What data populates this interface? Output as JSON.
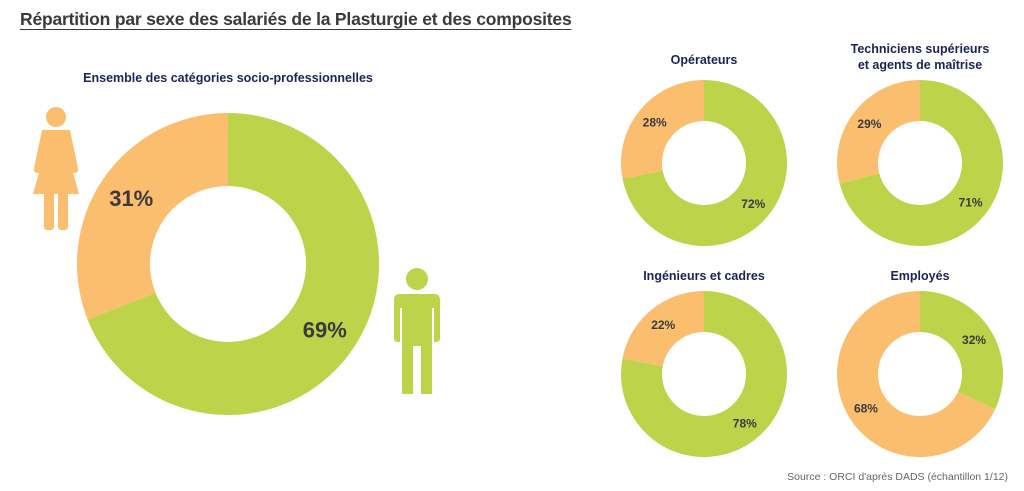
{
  "title": "Répartition par sexe des salariés de la Plasturgie et des composites",
  "source": "Source : ORCI d'après DADS (échantillon 1/12)",
  "colors": {
    "female": "#fbbe6f",
    "male": "#bdd34a",
    "text": "#3a3a3a",
    "title": "#1c2357"
  },
  "icons": {
    "female": "woman-icon",
    "male": "man-icon"
  },
  "chart_data": [
    {
      "type": "pie",
      "title": "Ensemble des catégories socio-professionnelles",
      "slices": [
        {
          "category": "female",
          "value": 31,
          "label": "31%"
        },
        {
          "category": "male",
          "value": 69,
          "label": "69%"
        }
      ]
    },
    {
      "type": "pie",
      "title": "Opérateurs",
      "slices": [
        {
          "category": "female",
          "value": 28,
          "label": "28%"
        },
        {
          "category": "male",
          "value": 72,
          "label": "72%"
        }
      ]
    },
    {
      "type": "pie",
      "title": "Techniciens supérieurs\net agents de maîtrise",
      "slices": [
        {
          "category": "female",
          "value": 29,
          "label": "29%"
        },
        {
          "category": "male",
          "value": 71,
          "label": "71%"
        }
      ]
    },
    {
      "type": "pie",
      "title": "Ingénieurs et cadres",
      "slices": [
        {
          "category": "female",
          "value": 22,
          "label": "22%"
        },
        {
          "category": "male",
          "value": 78,
          "label": "78%"
        }
      ]
    },
    {
      "type": "pie",
      "title": "Employés",
      "slices": [
        {
          "category": "female",
          "value": 68,
          "label": "68%"
        },
        {
          "category": "male",
          "value": 32,
          "label": "32%"
        }
      ]
    }
  ]
}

-----

### What to do
Your task is to repeat the data above exactly while excluding the pictures.

### Exercise response
What data populates this interface? Output as JSON.
{
  "title": "Répartition par sexe des salariés de la Plasturgie et des composites",
  "source": "Source : ORCI d'après DADS (échantillon 1/12)",
  "colors": {
    "female": "#fbbe6f",
    "male": "#bdd34a",
    "text": "#3a3a3a",
    "title": "#1c2357"
  },
  "icons": {
    "female": "woman-icon",
    "male": "man-icon"
  },
  "chart_data": [
    {
      "type": "pie",
      "title": "Ensemble des catégories socio-professionnelles",
      "slices": [
        {
          "category": "female",
          "value": 31,
          "label": "31%"
        },
        {
          "category": "male",
          "value": 69,
          "label": "69%"
        }
      ]
    },
    {
      "type": "pie",
      "title": "Opérateurs",
      "slices": [
        {
          "category": "female",
          "value": 28,
          "label": "28%"
        },
        {
          "category": "male",
          "value": 72,
          "label": "72%"
        }
      ]
    },
    {
      "type": "pie",
      "title": "Techniciens supérieurs\net agents de maîtrise",
      "slices": [
        {
          "category": "female",
          "value": 29,
          "label": "29%"
        },
        {
          "category": "male",
          "value": 71,
          "label": "71%"
        }
      ]
    },
    {
      "type": "pie",
      "title": "Ingénieurs et cadres",
      "slices": [
        {
          "category": "female",
          "value": 22,
          "label": "22%"
        },
        {
          "category": "male",
          "value": 78,
          "label": "78%"
        }
      ]
    },
    {
      "type": "pie",
      "title": "Employés",
      "slices": [
        {
          "category": "female",
          "value": 68,
          "label": "68%"
        },
        {
          "category": "male",
          "value": 32,
          "label": "32%"
        }
      ]
    }
  ]
}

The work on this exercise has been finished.